Instructions:
A. Translate this sentence from the passage on AI-driven game characters into Spanish: "You can map them onto a voice from a different company."
B. Reproduce the passage on AI-driven game characters word for word, between "We have a speech-to-text" and "by the brain.", inclusive.

Quoted passage:

== Segment start ==

And then what came on a little bit later was Inworld.AI, and they’re building a system that essentially makes it easy to connect large language models on the back end to avatars in the game engine. In effect, you can use a simple interface to essentially build the brain of a character. You can specify what this character knows, what they don’t know, and what their personality traits are. You can map them onto a voice from a different company. The one we are using at the moment is called ElevenLabs. And then you can wire that in to an avatar in the game engine. We’re using Unreal, we’re using MetaHuman, which is another kind of cinematic feature that’s been added to the engine in the last few years, which basically makes it easier for people to create, again, nearly photorealistic human avatars. So what it all adds up to is that to game in Whenere, all you have to do is talk.

We have a speech-to-text subsystem in there that will transmit whatever you said to the character’s brain in the backend. The brain will generate an appropriate response based on the knowledge base and the personality of that character, and send it back to the game engine as an utterance, which is it’s text, it’s the sound file generated by ElevenLabs, and it’s a set of visemes, so the atoms of facial animation. So that the character will exhibit the right facial expressions and even the right emotional expressions that have been generated by the brain.

== Segment end ==

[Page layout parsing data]
== Segment start ==

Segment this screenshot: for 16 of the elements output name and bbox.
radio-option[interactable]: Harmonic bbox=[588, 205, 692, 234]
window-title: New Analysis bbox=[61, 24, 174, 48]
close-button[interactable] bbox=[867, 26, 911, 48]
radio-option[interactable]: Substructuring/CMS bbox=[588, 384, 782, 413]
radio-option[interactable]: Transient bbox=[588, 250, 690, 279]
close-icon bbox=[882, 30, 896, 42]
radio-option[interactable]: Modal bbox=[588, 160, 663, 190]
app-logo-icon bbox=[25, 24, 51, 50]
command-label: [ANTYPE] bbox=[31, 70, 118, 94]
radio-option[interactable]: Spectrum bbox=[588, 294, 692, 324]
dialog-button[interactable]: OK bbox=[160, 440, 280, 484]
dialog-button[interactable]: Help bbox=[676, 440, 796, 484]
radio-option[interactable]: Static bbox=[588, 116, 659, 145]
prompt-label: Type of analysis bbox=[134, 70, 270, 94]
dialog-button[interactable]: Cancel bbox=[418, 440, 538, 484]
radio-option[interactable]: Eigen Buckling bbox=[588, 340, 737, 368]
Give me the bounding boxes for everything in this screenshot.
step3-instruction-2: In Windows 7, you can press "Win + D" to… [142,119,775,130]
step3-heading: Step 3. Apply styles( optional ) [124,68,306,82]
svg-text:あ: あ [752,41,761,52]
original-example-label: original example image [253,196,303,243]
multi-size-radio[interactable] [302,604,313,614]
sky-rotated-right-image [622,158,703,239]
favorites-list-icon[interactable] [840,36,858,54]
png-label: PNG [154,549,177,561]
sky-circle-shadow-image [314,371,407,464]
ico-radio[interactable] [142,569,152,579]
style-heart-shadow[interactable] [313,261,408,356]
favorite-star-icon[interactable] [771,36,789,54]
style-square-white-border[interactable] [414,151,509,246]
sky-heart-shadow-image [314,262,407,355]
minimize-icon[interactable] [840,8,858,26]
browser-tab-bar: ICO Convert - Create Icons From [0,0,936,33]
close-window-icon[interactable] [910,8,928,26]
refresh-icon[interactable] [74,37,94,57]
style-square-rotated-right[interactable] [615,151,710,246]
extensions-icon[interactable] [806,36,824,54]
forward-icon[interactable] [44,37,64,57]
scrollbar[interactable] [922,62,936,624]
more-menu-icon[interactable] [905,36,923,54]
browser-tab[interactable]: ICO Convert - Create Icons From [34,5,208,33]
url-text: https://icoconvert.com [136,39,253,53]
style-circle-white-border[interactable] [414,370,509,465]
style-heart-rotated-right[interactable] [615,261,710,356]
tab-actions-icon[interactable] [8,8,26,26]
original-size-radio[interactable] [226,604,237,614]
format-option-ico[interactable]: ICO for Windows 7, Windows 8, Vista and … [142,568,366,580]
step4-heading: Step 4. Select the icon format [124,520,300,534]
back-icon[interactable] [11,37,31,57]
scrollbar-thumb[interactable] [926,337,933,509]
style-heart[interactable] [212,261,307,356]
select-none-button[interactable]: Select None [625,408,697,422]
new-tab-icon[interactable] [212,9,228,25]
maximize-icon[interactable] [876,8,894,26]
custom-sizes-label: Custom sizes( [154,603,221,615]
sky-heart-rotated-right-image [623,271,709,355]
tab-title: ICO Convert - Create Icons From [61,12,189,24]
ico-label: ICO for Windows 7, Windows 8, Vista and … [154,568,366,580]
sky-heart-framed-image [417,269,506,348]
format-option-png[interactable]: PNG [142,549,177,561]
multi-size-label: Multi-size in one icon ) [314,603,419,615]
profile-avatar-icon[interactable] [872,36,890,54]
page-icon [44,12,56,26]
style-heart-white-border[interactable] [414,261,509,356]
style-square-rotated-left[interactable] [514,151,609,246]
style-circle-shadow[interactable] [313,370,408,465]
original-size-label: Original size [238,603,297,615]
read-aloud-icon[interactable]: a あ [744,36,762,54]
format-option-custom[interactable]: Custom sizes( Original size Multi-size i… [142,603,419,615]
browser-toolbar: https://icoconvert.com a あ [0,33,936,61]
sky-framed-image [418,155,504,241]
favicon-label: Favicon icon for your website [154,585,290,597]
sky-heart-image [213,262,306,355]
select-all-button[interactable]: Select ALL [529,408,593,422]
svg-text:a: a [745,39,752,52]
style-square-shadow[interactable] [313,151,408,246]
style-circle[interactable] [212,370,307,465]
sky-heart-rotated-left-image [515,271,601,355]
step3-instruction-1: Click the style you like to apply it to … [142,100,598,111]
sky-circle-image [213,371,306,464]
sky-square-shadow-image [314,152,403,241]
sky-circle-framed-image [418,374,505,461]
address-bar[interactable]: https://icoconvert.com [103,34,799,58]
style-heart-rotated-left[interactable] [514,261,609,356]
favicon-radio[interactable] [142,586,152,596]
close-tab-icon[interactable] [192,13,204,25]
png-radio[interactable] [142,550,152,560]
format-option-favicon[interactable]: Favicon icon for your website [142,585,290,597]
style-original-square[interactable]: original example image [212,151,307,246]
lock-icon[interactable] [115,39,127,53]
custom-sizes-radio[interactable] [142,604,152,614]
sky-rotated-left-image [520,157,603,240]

== Segment end ==

Answers to the exercise:
A. Puedes asociarlos a una voz de otra empresa.

B.
We have a speech-to-text subsystem in there that will transmit whatever you said to the character’s brain in the backend. The brain will generate an appropriate response based on the knowledge base and the personality of that character, and send it back to the game engine as an utterance, which is it’s text, it’s the sound file generated by ElevenLabs, and it’s a set of visemes, so the atoms of facial animation. So that the character will exhibit the right facial expressions and even the right emotional expressions that have been generated by the brain.